§ WRITTEN TASK:
Sift the listing for lines that hold the string "kind" and pull them out.

A run of records
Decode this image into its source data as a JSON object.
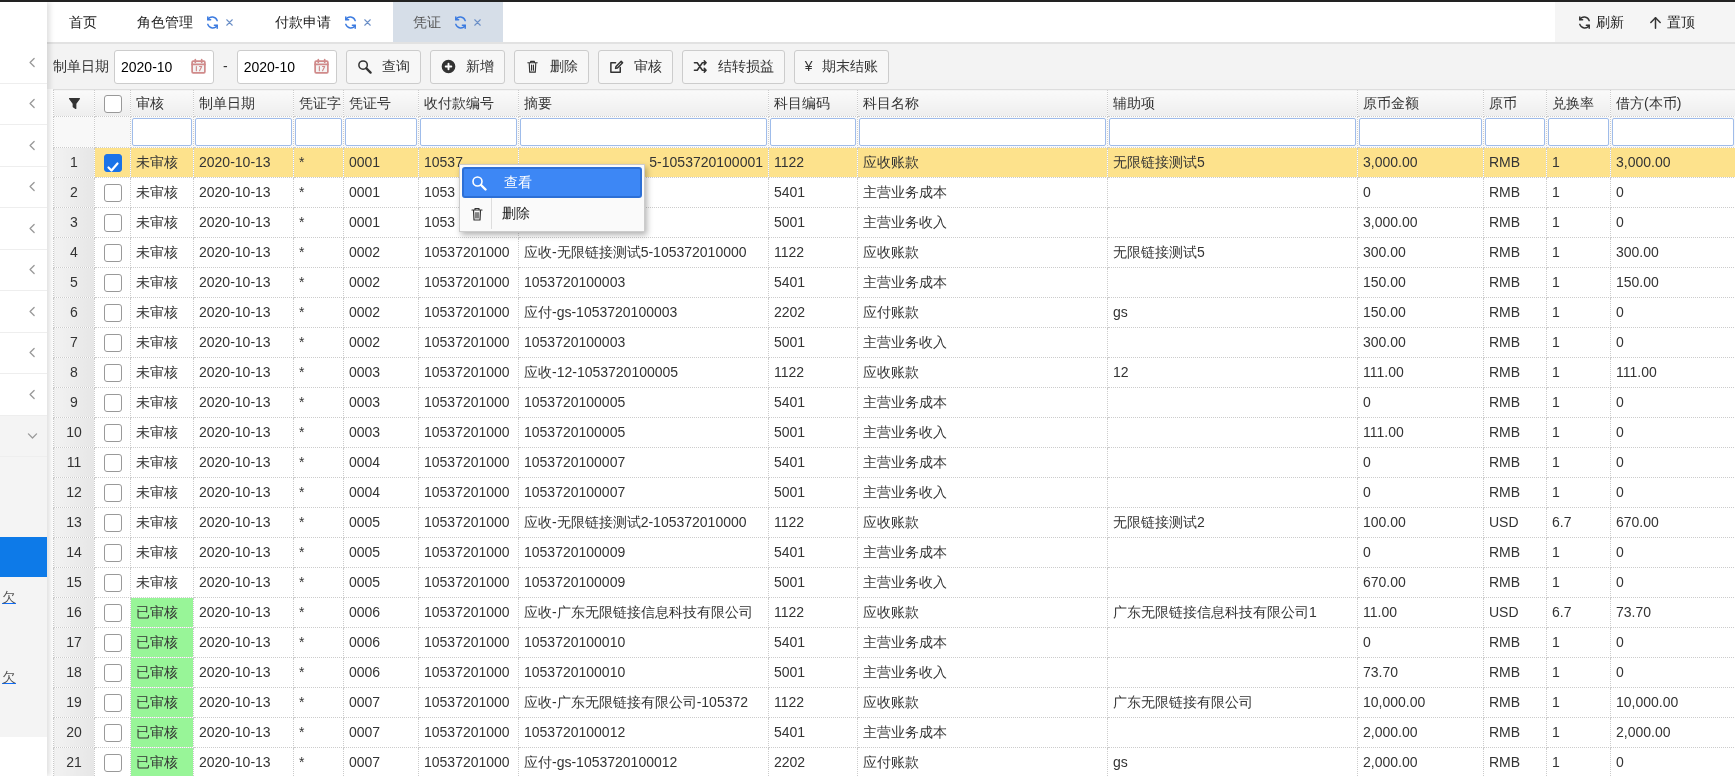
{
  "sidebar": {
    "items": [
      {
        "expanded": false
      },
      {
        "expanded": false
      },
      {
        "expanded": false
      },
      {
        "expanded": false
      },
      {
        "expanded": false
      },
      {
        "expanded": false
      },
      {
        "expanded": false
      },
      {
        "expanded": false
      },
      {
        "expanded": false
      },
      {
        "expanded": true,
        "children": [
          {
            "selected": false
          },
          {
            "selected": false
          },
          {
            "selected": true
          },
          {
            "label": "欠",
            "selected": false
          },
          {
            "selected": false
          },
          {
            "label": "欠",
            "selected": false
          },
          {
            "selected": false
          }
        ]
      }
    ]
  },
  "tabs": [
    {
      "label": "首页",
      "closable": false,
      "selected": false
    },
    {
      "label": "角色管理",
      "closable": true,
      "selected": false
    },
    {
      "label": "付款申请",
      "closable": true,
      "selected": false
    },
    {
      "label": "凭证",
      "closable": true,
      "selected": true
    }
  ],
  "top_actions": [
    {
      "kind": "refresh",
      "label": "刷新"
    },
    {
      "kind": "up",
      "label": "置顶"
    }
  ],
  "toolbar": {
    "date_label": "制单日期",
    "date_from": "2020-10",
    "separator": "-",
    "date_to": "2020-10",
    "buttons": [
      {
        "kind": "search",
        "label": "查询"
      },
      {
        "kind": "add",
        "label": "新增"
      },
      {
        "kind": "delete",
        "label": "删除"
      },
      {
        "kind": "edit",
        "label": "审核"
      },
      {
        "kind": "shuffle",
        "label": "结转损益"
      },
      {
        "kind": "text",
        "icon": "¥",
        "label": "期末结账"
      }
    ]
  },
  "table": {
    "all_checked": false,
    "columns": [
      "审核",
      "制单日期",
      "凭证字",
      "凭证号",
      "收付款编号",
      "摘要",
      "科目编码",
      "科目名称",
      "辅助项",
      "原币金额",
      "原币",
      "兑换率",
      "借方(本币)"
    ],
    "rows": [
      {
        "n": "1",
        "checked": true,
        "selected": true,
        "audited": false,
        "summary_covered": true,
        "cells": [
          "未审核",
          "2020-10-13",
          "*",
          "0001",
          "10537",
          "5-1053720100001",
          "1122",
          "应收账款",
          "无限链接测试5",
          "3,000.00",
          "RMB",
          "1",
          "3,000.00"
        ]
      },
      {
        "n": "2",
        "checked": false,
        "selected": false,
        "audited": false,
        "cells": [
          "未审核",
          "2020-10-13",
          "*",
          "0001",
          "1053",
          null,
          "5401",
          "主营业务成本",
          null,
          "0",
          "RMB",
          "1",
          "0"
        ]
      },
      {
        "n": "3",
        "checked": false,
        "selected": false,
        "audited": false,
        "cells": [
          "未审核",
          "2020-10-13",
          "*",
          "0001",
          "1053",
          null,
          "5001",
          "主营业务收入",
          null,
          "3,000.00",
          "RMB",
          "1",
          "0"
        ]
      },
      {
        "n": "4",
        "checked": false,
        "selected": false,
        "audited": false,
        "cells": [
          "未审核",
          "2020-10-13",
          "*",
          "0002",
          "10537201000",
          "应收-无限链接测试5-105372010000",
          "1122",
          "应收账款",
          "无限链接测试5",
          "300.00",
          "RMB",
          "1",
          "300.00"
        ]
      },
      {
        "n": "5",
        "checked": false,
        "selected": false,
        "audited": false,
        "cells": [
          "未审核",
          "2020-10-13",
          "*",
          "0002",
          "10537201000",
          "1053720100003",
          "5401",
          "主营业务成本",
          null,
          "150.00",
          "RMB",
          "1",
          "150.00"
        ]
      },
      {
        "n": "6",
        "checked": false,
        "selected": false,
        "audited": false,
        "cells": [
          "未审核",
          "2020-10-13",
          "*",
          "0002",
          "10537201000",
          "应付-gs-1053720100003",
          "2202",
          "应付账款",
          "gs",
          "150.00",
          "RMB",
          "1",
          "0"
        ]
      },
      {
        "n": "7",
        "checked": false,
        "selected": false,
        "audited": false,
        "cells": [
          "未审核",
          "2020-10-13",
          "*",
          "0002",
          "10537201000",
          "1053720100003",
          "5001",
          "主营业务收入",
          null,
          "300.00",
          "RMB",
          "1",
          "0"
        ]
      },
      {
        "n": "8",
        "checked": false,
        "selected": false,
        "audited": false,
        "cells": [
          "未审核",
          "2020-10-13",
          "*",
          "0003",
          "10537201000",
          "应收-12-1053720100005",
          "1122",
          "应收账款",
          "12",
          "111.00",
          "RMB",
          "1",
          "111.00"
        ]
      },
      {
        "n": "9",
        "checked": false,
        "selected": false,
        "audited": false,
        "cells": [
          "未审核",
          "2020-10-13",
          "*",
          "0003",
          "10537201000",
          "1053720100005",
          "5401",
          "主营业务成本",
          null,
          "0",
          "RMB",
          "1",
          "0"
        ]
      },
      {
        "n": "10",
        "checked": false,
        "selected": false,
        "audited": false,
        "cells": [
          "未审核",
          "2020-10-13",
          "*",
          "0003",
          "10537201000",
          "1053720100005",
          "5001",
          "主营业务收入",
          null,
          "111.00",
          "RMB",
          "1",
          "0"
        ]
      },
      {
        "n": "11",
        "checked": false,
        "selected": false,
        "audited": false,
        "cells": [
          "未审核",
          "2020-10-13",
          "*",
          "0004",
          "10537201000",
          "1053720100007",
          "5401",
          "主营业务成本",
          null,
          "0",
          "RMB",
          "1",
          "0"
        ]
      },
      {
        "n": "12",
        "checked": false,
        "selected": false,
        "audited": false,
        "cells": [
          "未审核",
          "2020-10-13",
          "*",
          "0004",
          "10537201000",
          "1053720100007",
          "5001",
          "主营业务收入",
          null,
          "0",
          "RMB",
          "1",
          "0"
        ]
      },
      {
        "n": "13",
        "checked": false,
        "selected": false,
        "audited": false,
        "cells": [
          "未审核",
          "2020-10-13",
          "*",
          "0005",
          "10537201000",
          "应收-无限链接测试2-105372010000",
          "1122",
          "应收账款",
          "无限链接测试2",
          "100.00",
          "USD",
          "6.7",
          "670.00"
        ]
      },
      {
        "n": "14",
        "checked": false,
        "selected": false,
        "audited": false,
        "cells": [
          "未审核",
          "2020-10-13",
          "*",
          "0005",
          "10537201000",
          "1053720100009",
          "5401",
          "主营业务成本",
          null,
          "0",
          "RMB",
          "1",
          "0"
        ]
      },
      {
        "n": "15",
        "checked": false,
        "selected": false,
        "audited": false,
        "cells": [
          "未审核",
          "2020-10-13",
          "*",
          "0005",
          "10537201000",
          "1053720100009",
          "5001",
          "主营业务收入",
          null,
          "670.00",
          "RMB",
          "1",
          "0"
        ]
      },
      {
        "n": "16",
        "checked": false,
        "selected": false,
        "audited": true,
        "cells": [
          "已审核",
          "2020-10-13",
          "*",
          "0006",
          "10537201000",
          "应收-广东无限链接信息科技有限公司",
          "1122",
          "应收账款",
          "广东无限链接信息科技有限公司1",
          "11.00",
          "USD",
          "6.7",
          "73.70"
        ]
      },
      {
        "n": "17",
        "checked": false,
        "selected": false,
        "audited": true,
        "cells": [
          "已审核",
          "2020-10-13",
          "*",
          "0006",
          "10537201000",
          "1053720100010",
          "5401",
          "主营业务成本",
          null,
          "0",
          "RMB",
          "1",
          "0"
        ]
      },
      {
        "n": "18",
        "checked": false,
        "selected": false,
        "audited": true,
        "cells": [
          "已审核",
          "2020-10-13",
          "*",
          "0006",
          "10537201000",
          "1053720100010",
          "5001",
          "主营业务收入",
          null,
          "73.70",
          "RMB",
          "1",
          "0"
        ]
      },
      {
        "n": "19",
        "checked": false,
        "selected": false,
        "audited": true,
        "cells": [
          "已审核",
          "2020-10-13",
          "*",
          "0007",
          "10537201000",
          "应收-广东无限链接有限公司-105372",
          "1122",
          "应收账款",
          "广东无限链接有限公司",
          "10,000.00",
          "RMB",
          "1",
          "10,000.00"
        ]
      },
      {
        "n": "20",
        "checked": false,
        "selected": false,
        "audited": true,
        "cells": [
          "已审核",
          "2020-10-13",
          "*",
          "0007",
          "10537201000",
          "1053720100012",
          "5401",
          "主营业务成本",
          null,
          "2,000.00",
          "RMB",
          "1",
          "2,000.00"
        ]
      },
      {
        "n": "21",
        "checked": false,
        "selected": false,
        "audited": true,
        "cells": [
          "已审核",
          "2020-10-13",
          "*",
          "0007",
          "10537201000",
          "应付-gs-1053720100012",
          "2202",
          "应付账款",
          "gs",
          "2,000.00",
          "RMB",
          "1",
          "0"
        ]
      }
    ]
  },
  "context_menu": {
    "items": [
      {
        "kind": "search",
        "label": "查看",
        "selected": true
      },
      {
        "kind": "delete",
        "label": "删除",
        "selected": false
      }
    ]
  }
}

§ TASK ANSWER:
      "kind": "refresh",
      "kind": "up",
        "kind": "search",
        "kind": "add",
        "kind": "delete",
        "kind": "edit",
        "kind": "shuffle",
        "kind": "text",
        "kind": "search",
        "kind": "delete",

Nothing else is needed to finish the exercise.